— start of Supplied information —
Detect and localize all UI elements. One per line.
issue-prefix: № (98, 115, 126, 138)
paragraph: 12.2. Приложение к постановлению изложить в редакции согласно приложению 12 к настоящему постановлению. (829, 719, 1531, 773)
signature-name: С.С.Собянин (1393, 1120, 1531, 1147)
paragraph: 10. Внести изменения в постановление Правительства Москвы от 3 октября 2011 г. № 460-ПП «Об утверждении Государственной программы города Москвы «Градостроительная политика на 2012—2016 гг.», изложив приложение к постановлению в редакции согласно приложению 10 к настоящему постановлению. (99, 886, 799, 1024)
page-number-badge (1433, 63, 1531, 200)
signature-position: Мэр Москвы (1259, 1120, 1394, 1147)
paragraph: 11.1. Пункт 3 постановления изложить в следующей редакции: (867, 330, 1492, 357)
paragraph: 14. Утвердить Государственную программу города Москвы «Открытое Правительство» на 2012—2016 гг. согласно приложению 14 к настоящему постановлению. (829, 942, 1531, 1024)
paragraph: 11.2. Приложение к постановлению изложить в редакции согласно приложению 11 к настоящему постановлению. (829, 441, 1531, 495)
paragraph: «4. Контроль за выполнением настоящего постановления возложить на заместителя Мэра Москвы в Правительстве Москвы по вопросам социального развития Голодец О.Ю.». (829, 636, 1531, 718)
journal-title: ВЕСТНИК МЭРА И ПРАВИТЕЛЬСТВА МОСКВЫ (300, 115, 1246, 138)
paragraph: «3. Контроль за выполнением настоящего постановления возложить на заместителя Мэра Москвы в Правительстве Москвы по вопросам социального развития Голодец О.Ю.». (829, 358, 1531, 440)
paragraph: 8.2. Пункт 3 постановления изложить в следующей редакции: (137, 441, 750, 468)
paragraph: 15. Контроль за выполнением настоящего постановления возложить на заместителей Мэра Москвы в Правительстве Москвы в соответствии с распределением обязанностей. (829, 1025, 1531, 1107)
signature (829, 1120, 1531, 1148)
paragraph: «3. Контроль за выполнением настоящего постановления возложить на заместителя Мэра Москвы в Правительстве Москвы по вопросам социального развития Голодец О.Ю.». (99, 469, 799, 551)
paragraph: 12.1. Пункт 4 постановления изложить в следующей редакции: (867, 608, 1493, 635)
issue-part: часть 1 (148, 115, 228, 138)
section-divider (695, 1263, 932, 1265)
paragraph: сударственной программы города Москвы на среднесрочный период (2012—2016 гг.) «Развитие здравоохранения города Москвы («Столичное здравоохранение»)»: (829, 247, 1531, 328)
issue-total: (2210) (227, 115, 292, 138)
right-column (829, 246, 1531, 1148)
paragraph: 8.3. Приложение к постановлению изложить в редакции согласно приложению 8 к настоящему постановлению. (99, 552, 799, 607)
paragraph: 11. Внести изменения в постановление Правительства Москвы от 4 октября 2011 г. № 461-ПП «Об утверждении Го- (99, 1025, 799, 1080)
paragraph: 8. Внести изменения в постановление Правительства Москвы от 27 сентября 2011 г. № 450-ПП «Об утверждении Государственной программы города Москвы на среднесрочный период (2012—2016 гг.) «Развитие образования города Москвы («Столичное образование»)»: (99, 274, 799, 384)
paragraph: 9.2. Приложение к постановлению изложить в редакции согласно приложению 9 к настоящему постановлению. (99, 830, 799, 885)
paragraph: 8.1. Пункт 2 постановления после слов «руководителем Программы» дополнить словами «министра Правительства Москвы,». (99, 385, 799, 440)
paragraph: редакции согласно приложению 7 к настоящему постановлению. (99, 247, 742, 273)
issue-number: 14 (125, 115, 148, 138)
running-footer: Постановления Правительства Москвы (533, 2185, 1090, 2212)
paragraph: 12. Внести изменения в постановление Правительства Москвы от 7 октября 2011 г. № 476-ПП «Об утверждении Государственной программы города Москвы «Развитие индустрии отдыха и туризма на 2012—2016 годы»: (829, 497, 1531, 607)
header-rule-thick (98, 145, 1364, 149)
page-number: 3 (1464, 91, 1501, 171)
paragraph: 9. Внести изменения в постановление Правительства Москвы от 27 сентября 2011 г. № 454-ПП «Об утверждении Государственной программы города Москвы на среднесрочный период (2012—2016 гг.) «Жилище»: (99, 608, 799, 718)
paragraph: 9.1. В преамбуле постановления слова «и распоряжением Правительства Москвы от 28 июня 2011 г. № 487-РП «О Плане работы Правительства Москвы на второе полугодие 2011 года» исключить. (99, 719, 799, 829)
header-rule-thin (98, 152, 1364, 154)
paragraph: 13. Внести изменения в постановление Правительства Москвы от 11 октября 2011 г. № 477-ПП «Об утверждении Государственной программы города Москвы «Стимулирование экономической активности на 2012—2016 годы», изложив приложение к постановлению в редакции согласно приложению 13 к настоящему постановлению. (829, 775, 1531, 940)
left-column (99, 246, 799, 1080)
— end of Supplied information —
--- Work required ---
Convert the records, from their first line through the line containing "signature-name: С.С.Собянин (1393, 1120, 1531, 1147)", inclusive, into a numbered list, omitting any blank lines.

--- Exercise solution ---
1. Detect and localize all UI elements. One per line.
2. issue-prefix: № (98, 115, 126, 138)
3. paragraph: 12.2. Приложение к постановлению изложить в редакции согласно приложению 12 к настоящему постановлению. (829, 719, 1531, 773)
4. signature-name: С.С.Собянин (1393, 1120, 1531, 1147)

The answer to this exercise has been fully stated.